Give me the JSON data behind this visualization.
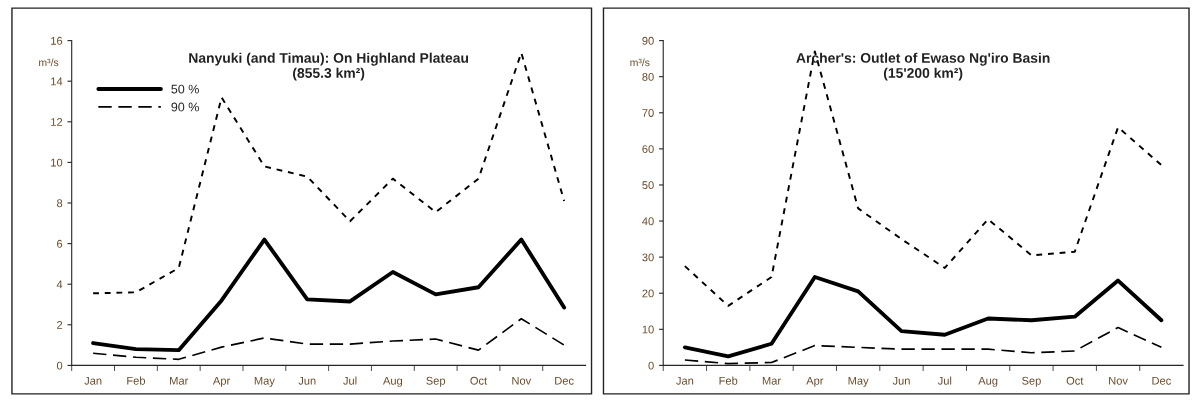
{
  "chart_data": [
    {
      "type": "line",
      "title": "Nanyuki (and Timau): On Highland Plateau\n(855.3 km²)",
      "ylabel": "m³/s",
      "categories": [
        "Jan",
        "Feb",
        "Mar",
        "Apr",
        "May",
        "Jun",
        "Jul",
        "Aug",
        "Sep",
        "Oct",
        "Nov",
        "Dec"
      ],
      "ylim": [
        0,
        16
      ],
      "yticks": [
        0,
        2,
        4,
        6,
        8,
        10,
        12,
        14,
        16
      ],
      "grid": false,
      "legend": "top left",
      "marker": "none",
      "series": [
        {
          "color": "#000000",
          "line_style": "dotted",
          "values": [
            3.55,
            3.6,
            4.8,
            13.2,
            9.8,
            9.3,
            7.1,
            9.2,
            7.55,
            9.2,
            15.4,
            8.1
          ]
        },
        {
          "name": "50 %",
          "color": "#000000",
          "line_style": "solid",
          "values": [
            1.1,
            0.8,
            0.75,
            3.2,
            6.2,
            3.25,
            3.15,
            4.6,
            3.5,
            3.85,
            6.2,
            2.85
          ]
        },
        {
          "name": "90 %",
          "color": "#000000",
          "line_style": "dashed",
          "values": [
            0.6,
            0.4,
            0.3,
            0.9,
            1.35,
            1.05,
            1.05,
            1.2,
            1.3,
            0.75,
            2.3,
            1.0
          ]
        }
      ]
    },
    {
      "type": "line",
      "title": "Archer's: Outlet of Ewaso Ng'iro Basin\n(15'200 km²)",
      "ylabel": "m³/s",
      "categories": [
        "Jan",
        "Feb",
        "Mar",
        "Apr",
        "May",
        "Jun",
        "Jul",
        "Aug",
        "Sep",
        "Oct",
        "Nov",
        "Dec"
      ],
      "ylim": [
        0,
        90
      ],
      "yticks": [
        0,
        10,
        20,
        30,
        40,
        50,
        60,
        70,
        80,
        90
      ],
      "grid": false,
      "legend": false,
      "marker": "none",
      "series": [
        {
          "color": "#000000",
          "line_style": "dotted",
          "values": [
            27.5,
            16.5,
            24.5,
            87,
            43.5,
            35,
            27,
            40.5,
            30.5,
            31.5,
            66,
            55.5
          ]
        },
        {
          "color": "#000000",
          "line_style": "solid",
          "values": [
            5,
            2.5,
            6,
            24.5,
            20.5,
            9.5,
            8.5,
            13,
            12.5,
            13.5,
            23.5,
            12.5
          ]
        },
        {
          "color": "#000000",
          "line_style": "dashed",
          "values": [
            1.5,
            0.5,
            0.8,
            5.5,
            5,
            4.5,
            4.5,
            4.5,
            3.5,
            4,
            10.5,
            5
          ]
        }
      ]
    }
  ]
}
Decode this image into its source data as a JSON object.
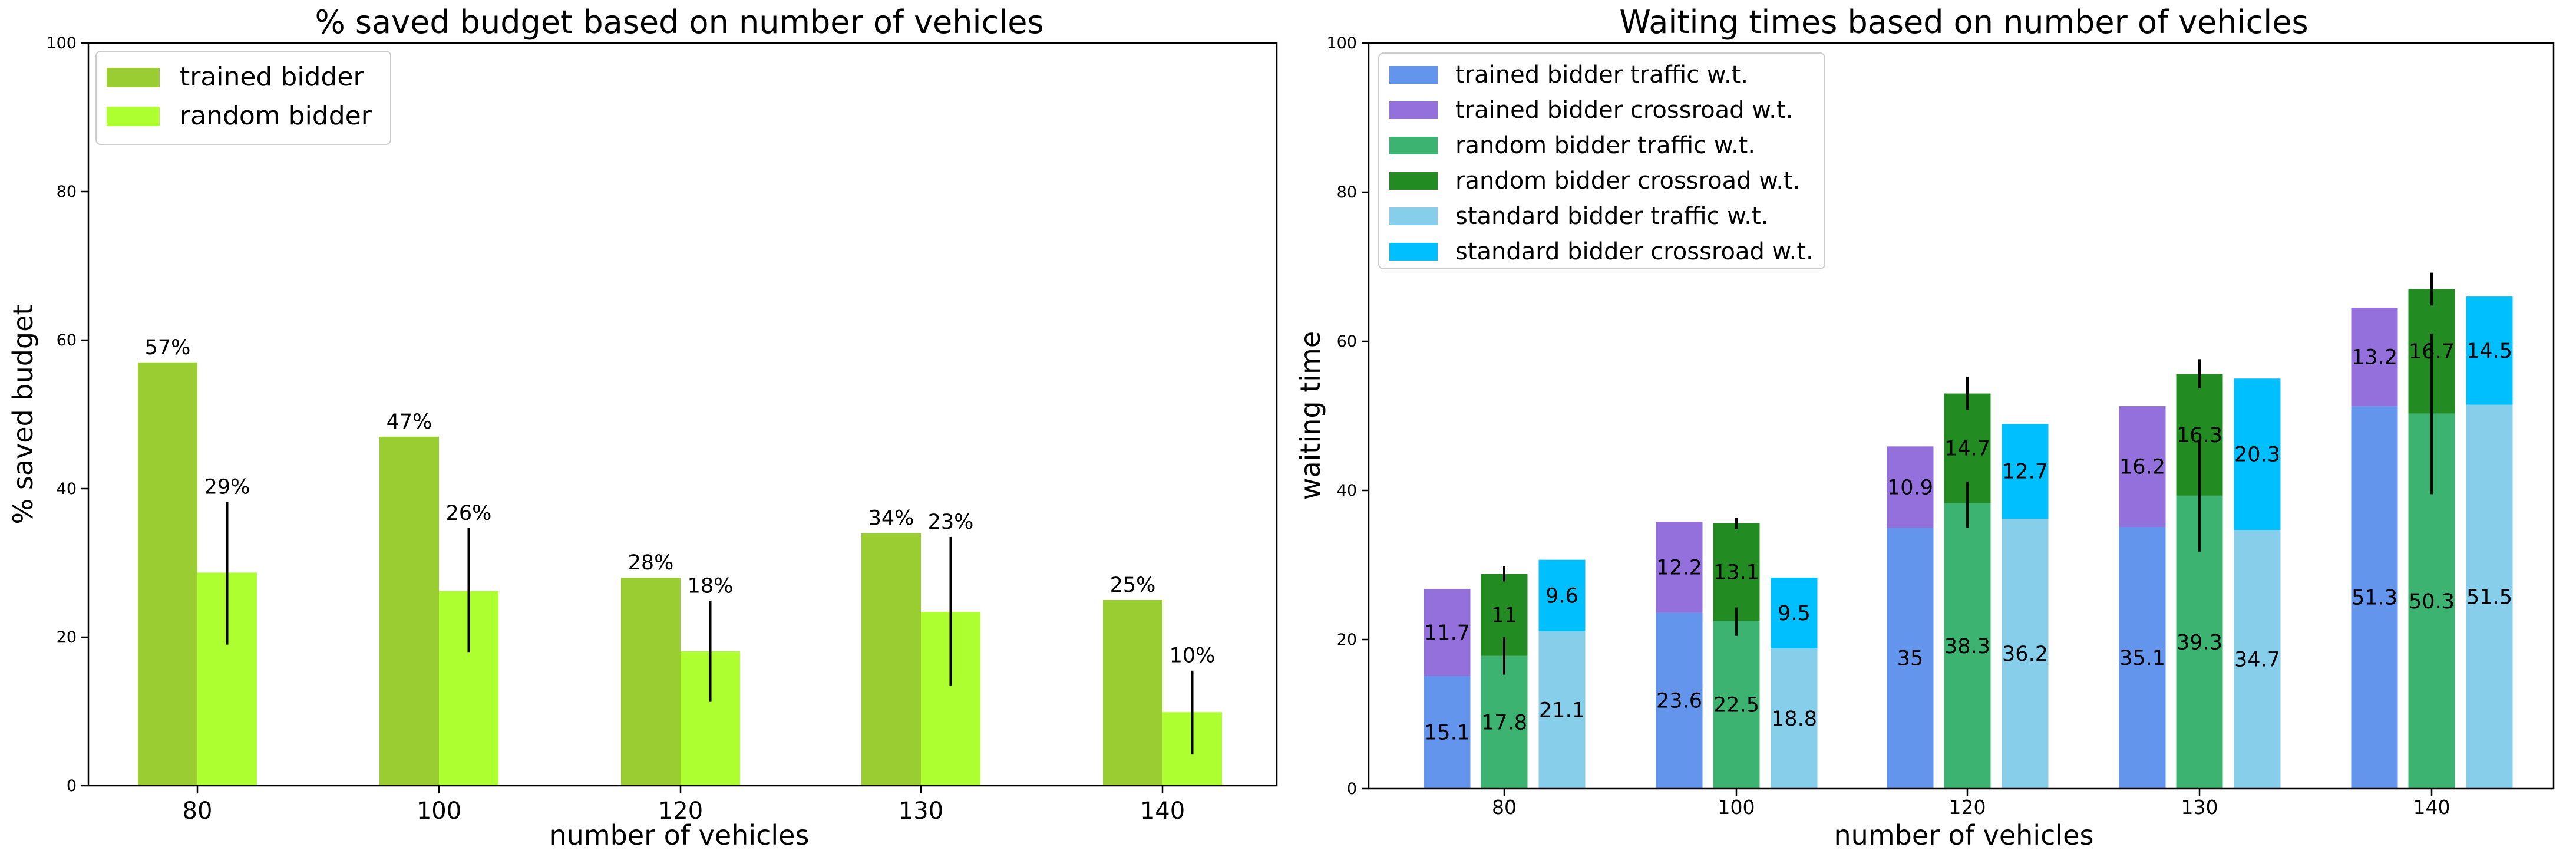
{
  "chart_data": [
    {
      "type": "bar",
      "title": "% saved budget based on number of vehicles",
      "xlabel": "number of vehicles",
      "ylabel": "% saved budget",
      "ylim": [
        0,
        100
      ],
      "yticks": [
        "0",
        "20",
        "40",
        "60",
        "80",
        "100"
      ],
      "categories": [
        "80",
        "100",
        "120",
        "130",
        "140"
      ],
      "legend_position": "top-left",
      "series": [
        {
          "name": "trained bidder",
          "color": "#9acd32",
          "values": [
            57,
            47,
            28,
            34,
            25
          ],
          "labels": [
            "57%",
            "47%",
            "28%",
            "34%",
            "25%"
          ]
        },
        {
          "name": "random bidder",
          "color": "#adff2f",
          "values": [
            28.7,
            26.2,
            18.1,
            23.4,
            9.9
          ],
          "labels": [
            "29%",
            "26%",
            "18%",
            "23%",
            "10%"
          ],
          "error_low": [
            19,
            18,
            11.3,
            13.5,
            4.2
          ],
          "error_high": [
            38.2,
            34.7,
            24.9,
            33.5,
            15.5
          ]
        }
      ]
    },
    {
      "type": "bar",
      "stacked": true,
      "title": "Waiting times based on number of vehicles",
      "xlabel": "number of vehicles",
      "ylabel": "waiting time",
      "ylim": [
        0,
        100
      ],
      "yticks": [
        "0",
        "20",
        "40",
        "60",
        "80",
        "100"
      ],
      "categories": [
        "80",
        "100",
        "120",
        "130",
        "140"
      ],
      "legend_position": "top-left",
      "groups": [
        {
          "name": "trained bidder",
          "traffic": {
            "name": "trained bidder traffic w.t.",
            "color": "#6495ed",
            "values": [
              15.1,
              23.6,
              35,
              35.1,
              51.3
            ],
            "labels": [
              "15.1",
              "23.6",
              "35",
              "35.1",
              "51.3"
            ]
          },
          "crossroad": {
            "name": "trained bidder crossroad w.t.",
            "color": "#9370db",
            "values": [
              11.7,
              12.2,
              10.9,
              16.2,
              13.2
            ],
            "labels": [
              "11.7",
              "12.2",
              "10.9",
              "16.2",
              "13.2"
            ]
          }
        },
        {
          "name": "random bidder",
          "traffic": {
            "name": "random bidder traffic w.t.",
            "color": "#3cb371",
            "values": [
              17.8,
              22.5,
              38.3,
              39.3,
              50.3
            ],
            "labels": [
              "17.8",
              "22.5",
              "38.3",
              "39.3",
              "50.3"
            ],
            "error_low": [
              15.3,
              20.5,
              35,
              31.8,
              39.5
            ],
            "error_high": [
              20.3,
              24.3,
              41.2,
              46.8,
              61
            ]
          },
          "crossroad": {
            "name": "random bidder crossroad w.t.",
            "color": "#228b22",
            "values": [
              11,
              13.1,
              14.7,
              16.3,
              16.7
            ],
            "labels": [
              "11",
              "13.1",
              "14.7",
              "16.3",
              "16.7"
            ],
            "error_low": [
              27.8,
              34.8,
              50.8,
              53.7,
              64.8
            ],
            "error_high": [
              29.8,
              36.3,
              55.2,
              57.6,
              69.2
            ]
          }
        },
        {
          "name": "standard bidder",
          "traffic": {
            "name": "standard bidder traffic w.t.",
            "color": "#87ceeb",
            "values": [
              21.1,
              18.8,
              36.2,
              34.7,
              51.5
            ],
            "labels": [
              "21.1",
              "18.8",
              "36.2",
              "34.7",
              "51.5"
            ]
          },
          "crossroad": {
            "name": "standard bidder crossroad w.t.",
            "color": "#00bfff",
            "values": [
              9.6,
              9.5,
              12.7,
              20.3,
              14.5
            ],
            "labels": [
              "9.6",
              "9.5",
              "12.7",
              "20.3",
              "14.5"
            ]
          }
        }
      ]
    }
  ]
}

__________

### WRITTEN EXERCISE
In the entries above, identify each line that includes the string "budget", then copy it.

### CORRECT ANSWER
      "title": "% saved budget based on number of vehicles",
      "ylabel": "% saved budget",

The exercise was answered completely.